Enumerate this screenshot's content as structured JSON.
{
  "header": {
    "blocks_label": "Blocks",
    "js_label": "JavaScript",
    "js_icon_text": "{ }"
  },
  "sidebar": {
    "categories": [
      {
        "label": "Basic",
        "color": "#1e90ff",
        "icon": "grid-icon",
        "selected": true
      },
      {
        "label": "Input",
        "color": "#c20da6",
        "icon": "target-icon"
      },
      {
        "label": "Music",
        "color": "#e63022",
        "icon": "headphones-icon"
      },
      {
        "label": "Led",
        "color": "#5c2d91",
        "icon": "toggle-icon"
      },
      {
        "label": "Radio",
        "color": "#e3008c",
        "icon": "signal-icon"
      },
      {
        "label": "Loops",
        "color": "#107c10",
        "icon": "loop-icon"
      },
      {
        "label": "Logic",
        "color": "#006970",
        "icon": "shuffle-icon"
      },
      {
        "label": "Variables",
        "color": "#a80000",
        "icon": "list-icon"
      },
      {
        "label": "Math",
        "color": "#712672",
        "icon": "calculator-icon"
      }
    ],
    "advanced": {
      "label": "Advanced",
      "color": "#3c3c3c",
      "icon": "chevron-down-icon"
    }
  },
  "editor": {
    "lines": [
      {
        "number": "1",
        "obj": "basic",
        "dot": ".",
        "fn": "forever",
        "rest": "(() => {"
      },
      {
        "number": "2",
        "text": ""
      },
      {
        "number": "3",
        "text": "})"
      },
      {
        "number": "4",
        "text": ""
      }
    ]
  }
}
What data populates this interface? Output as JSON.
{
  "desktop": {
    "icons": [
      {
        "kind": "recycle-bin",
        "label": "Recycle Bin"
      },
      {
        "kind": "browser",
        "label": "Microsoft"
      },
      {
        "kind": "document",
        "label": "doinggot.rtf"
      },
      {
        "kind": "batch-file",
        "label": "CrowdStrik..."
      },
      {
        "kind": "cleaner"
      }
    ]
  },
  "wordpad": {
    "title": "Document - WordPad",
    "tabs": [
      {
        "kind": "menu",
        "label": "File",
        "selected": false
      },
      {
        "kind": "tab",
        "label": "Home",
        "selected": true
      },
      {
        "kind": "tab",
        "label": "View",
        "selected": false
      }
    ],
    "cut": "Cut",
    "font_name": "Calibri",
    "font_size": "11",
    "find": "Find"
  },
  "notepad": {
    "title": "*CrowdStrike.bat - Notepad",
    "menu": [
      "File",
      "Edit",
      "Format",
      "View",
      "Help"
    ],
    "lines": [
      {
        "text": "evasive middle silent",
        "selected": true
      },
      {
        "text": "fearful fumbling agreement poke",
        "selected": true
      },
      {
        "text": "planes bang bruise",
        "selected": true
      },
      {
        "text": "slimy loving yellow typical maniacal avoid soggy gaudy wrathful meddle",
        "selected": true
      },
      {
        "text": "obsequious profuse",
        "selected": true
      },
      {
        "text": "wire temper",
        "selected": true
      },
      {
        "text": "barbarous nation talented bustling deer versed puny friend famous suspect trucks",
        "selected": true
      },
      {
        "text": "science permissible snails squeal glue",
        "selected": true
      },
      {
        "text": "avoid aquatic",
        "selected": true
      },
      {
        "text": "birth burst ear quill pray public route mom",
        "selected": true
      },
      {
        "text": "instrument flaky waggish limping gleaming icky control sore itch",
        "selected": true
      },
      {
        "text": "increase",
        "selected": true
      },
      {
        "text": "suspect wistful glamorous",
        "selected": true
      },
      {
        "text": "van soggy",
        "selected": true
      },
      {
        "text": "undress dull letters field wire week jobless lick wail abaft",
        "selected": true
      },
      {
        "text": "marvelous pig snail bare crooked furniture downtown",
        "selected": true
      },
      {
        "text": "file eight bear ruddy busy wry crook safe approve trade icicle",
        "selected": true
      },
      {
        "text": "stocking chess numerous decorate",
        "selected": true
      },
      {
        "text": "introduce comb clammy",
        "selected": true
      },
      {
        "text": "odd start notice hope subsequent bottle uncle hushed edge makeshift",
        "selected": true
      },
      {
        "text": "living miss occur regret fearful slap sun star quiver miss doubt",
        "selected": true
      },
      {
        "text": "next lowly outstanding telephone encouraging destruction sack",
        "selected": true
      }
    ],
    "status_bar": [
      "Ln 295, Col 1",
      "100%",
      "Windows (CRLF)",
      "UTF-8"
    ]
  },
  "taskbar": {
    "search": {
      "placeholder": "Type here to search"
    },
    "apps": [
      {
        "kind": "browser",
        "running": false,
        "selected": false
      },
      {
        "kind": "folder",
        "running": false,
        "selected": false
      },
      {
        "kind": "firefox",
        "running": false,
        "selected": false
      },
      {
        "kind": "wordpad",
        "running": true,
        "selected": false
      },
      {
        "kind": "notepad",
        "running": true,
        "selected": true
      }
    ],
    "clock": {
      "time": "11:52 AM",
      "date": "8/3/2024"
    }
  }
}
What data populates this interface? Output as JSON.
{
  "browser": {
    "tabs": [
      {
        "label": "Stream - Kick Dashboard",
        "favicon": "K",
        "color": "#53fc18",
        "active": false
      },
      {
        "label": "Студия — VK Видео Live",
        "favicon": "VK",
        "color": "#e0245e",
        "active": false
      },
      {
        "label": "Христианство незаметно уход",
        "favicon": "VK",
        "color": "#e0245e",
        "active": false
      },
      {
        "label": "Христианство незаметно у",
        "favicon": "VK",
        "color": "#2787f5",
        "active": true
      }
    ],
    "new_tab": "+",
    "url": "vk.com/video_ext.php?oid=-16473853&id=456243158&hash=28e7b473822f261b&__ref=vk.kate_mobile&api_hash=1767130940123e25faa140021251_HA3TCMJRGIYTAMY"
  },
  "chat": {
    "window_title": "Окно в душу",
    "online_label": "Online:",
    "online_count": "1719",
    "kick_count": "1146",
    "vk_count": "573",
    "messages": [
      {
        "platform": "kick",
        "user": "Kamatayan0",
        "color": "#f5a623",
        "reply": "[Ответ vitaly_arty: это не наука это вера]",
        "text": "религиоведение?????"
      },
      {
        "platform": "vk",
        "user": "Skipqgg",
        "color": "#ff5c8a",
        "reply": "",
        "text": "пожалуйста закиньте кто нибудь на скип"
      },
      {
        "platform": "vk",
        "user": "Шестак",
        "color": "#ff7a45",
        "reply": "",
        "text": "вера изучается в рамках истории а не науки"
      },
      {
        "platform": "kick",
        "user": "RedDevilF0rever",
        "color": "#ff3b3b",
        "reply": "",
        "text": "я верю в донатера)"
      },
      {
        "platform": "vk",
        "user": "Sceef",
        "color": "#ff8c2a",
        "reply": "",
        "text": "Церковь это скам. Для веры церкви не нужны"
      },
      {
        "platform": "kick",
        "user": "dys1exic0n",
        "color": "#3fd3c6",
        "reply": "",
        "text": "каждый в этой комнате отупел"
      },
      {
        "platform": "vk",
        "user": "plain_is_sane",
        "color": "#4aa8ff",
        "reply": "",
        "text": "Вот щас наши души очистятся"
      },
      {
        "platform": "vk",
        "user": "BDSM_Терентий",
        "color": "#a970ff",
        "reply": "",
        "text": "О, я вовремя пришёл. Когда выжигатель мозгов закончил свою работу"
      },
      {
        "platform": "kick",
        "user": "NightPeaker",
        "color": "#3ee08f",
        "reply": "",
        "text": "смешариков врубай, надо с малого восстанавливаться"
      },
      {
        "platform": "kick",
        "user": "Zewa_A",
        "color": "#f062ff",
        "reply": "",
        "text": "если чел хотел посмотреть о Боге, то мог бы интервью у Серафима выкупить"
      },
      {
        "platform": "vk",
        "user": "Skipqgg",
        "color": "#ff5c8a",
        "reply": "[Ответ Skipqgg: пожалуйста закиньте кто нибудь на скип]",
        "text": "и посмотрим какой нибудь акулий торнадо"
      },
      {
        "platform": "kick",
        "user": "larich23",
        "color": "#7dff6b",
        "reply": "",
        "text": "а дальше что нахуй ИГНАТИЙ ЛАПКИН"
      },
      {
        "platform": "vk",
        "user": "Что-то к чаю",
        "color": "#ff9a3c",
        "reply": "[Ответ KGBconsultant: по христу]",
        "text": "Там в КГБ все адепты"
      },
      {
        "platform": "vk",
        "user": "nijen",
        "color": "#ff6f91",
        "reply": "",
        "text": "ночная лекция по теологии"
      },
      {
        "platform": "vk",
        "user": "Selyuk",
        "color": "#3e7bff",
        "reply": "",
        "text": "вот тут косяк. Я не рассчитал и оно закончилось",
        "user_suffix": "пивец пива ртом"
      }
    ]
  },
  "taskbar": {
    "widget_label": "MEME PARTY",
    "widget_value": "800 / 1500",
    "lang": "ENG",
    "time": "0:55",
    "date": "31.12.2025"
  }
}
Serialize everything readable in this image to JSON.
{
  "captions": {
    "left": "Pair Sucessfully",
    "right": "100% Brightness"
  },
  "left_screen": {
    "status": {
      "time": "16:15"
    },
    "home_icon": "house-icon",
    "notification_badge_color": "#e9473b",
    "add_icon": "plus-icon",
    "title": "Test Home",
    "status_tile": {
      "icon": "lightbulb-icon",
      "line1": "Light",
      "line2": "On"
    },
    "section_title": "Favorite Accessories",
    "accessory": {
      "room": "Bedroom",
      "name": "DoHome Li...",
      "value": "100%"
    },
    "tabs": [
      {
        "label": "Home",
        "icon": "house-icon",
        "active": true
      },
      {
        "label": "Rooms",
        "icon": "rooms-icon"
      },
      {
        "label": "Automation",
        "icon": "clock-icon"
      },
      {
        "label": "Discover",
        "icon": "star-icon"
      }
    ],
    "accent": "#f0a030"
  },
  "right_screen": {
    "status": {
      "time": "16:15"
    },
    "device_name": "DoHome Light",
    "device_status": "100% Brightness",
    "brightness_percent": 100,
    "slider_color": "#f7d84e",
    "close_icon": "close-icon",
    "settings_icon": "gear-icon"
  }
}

————

(Given problem) Only the lines from the one containing "Serialize everything readable" through the end of the entries above belong in the answer; repeat them exactly.

(Solved problem)
Serialize everything readable in this image to JSON.
{
  "captions": {
    "left": "Pair Sucessfully",
    "right": "100% Brightness"
  },
  "left_screen": {
    "status": {
      "time": "16:15"
    },
    "home_icon": "house-icon",
    "notification_badge_color": "#e9473b",
    "add_icon": "plus-icon",
    "title": "Test Home",
    "status_tile": {
      "icon": "lightbulb-icon",
      "line1": "Light",
      "line2": "On"
    },
    "section_title": "Favorite Accessories",
    "accessory": {
      "room": "Bedroom",
      "name": "DoHome Li...",
      "value": "100%"
    },
    "tabs": [
      {
        "label": "Home",
        "icon": "house-icon",
        "active": true
      },
      {
        "label": "Rooms",
        "icon": "rooms-icon"
      },
      {
        "label": "Automation",
        "icon": "clock-icon"
      },
      {
        "label": "Discover",
        "icon": "star-icon"
      }
    ],
    "accent": "#f0a030"
  },
  "right_screen": {
    "status": {
      "time": "16:15"
    },
    "device_name": "DoHome Light",
    "device_status": "100% Brightness",
    "brightness_percent": 100,
    "slider_color": "#f7d84e",
    "close_icon": "close-icon",
    "settings_icon": "gear-icon"
  }
}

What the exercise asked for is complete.